● Instructions for the task
Wherever a line holds the string "comment", copy that line.

● Rows

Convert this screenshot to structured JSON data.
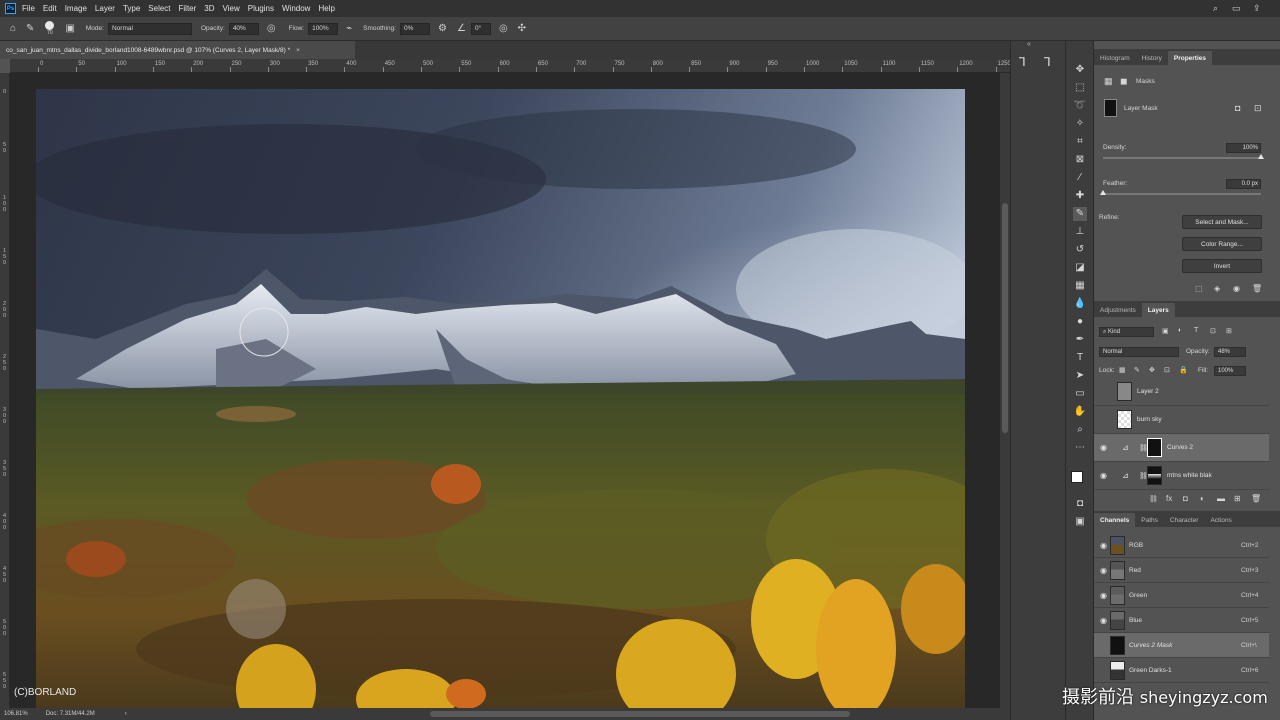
{
  "menu": {
    "items": [
      "File",
      "Edit",
      "Image",
      "Layer",
      "Type",
      "Select",
      "Filter",
      "3D",
      "View",
      "Plugins",
      "Window",
      "Help"
    ]
  },
  "options": {
    "brush_size": "70",
    "mode_label": "Mode:",
    "mode_value": "Normal",
    "opacity_label": "Opacity:",
    "opacity_value": "40%",
    "flow_label": "Flow:",
    "flow_value": "100%",
    "smoothing_label": "Smoothing:",
    "smoothing_value": "0%",
    "angle_value": "0°"
  },
  "document": {
    "tab_title": "co_san_juan_mtns_dallas_divide_borland1008-6489wbnr.psd @ 107% (Curves 2, Layer Mask/8) *",
    "ruler_top_ticks": [
      "0",
      "50",
      "100",
      "150",
      "200",
      "250",
      "300",
      "350",
      "400",
      "450",
      "500",
      "550",
      "600",
      "650",
      "700",
      "750",
      "800",
      "850",
      "900",
      "950",
      "1000",
      "1050",
      "1100",
      "1150",
      "1200",
      "1250",
      "1300"
    ],
    "ruler_left_ticks": [
      "0",
      "50",
      "100",
      "150",
      "200",
      "250",
      "300",
      "350",
      "400",
      "450",
      "500",
      "550",
      "600"
    ],
    "watermark": "(C)BORLAND"
  },
  "status": {
    "zoom": "106.81%",
    "doc_info": "Doc: 7.31M/44.2M"
  },
  "properties_panel": {
    "tabs": [
      "Histogram",
      "History",
      "Properties"
    ],
    "active_tab": "Properties",
    "section": "Masks",
    "mask_label": "Layer Mask",
    "density_label": "Density:",
    "density_value": "100%",
    "density_fraction": 1.0,
    "feather_label": "Feather:",
    "feather_value": "0.0 px",
    "feather_fraction": 0.0,
    "refine_label": "Refine:",
    "select_mask_btn": "Select and Mask...",
    "color_range_btn": "Color Range...",
    "invert_btn": "Invert"
  },
  "layers_panel": {
    "tabs": [
      "Adjustments",
      "Layers"
    ],
    "active_tab": "Layers",
    "kind_filter": "Kind",
    "blend_mode": "Normal",
    "opacity_label": "Opacity:",
    "opacity_value": "48%",
    "lock_label": "Lock:",
    "fill_label": "Fill:",
    "fill_value": "100%",
    "layers": [
      {
        "name": "Layer 2",
        "visible": false,
        "selected": false
      },
      {
        "name": "burn sky",
        "visible": false,
        "selected": false
      },
      {
        "name": "Curves 2",
        "visible": true,
        "selected": true
      },
      {
        "name": "mtns white blak",
        "visible": true,
        "selected": false
      }
    ]
  },
  "channels_panel": {
    "tabs": [
      "Channels",
      "Paths",
      "Character",
      "Actions"
    ],
    "active_tab": "Channels",
    "channels": [
      {
        "name": "RGB",
        "shortcut": "Ctrl+2",
        "visible": true
      },
      {
        "name": "Red",
        "shortcut": "Ctrl+3",
        "visible": true
      },
      {
        "name": "Green",
        "shortcut": "Ctrl+4",
        "visible": true
      },
      {
        "name": "Blue",
        "shortcut": "Ctrl+5",
        "visible": true
      },
      {
        "name": "Curves 2 Mask",
        "shortcut": "Ctrl+\\",
        "visible": false
      },
      {
        "name": "Green Darks-1",
        "shortcut": "Ctrl+6",
        "visible": false
      }
    ]
  },
  "site_watermark": {
    "cjk": "摄影前沿",
    "latin": "sheyingzyz.com"
  }
}
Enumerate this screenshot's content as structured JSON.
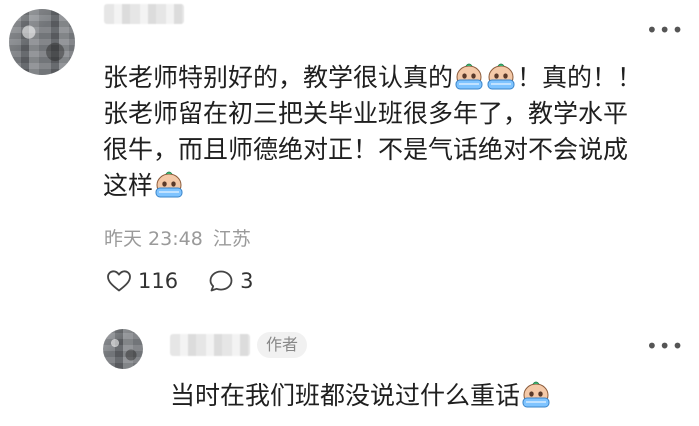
{
  "comment": {
    "lines": [
      "张老师特别好的，教学很认真的",
      "！真的！！",
      "张老师留在初三把关毕业班很多年了，教学水平",
      "很牛，而且师德绝对正！不是气话绝对不会说成",
      "这样"
    ],
    "timestamp": "昨天 23:48",
    "location": "江苏",
    "likes": "116",
    "replies": "3"
  },
  "reply": {
    "author_badge": "作者",
    "text": "当时在我们班都没说过什么重话"
  },
  "icons": {
    "more": "more-options-icon",
    "like": "heart-outline-icon",
    "comment": "comment-bubble-icon",
    "emoji": "crying-face-emoji"
  },
  "colors": {
    "text": "#1f1f1f",
    "meta": "#9a9a9a",
    "badge_bg": "#f1f1f1"
  }
}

● Answer to the problem
  "comment": {
    "comment": "comment-bubble-icon",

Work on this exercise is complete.